── SUPPLIED ENTRIES

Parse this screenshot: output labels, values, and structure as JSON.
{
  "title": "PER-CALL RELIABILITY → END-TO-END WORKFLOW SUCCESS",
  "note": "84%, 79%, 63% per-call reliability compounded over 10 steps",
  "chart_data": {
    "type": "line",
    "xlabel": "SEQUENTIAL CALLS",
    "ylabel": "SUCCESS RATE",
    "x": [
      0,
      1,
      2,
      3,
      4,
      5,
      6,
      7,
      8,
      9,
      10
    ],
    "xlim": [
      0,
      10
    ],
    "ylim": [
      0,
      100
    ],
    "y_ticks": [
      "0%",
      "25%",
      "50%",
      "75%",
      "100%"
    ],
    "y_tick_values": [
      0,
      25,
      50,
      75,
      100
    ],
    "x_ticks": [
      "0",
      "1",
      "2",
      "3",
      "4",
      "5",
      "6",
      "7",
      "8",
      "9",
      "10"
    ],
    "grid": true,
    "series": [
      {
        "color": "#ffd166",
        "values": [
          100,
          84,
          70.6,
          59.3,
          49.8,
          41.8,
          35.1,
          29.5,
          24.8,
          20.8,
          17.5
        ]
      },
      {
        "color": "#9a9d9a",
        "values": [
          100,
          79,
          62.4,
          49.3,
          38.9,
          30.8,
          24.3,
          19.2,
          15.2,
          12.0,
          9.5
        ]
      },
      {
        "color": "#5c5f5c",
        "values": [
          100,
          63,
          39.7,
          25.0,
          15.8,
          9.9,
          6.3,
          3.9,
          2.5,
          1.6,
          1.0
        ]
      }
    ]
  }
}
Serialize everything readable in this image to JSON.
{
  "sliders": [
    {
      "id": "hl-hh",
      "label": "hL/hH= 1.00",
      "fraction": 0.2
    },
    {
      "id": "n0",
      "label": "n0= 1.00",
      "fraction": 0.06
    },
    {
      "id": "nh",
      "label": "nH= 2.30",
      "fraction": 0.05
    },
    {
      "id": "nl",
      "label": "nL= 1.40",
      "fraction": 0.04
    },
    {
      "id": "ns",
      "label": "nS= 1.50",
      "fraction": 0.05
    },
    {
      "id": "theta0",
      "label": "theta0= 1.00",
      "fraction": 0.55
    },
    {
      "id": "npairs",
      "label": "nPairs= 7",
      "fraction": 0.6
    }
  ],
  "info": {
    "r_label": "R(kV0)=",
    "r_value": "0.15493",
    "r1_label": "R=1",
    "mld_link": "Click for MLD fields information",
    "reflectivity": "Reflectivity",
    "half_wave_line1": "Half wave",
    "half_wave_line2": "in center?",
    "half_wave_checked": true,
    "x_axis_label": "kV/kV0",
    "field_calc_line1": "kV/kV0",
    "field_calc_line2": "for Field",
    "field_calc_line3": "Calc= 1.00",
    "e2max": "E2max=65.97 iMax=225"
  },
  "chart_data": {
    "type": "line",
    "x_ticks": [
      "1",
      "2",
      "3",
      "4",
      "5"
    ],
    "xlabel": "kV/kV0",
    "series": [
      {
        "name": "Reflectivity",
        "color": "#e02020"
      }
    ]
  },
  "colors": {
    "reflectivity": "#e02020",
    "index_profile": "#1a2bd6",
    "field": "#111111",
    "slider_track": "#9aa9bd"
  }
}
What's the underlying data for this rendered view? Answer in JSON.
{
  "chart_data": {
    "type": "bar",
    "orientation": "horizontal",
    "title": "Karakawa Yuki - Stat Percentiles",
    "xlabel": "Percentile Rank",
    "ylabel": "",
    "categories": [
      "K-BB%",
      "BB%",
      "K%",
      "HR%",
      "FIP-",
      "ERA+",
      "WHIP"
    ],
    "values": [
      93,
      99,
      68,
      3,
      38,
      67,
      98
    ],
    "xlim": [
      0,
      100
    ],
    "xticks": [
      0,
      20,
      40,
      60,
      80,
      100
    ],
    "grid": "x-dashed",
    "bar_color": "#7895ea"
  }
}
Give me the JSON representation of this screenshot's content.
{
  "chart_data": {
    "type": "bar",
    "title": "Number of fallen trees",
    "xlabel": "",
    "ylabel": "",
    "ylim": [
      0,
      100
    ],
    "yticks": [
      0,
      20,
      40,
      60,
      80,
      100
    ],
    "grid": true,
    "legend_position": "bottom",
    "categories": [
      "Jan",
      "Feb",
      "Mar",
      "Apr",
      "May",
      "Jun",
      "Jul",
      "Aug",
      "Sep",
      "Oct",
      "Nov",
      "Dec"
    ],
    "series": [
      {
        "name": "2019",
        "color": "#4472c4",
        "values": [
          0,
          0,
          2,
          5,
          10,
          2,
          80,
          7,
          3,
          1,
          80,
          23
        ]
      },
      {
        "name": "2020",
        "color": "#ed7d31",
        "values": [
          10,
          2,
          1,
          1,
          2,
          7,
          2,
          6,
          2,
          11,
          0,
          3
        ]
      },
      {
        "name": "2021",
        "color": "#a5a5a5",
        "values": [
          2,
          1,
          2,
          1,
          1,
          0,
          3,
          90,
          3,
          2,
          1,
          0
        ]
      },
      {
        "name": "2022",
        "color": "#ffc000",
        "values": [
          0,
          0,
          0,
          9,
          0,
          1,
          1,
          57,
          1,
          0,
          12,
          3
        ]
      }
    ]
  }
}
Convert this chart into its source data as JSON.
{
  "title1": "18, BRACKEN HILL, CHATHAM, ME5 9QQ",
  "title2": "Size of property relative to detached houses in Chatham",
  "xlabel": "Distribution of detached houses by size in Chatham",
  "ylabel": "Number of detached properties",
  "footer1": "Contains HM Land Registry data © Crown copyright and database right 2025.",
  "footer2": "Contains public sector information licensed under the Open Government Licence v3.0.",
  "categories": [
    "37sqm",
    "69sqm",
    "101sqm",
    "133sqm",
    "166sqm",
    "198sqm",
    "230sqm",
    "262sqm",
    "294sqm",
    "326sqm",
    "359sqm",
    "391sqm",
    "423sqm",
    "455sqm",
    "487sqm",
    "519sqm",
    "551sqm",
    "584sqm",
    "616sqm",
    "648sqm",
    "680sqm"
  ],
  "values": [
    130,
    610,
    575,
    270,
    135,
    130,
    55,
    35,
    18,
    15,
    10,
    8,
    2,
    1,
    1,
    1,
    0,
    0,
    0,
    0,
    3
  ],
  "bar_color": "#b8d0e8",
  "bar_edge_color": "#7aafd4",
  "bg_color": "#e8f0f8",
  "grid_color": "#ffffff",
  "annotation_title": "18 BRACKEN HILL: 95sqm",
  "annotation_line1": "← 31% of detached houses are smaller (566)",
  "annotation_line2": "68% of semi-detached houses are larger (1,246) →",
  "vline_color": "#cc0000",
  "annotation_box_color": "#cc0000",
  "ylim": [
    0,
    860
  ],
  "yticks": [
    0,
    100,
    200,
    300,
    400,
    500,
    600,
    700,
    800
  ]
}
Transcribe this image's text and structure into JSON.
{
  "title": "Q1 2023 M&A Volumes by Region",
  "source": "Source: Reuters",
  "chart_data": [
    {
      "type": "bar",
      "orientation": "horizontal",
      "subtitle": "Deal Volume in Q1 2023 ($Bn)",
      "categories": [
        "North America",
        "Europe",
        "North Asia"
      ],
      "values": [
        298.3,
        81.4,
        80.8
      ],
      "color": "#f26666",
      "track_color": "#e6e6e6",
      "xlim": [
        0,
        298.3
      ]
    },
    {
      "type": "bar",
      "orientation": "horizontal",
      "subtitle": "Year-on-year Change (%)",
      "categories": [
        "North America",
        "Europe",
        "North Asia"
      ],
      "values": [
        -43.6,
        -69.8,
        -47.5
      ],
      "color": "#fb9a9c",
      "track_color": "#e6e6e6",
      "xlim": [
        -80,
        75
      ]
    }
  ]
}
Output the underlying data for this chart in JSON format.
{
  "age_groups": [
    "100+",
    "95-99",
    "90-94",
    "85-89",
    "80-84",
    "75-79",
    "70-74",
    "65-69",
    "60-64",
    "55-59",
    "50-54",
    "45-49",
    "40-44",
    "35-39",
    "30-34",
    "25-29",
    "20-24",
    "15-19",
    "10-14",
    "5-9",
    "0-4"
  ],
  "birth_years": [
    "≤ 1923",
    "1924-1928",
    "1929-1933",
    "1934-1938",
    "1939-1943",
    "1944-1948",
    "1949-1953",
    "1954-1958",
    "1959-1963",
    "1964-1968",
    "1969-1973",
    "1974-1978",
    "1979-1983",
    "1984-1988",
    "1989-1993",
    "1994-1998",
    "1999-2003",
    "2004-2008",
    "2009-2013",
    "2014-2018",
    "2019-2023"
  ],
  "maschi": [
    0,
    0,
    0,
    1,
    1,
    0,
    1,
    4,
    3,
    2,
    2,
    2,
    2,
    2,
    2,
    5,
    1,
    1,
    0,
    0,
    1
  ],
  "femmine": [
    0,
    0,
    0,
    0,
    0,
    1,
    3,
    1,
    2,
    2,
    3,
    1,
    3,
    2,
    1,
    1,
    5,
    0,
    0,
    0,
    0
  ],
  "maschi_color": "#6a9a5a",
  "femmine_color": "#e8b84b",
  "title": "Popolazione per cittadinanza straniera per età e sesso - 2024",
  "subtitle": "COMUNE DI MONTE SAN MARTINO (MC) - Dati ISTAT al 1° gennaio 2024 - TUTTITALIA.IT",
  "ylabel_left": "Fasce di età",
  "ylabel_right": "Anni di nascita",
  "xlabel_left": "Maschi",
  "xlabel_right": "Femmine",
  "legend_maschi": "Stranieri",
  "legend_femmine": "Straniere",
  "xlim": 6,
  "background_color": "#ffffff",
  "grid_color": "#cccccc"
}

────

# EXERCISE DESCRIPTION
Search the records for the word "image", then list every line that has it.

# REPLY TO THE EXERCISE
Serialize everything readable in this image to JSON.
Transcribe this image's text and structure into JSON.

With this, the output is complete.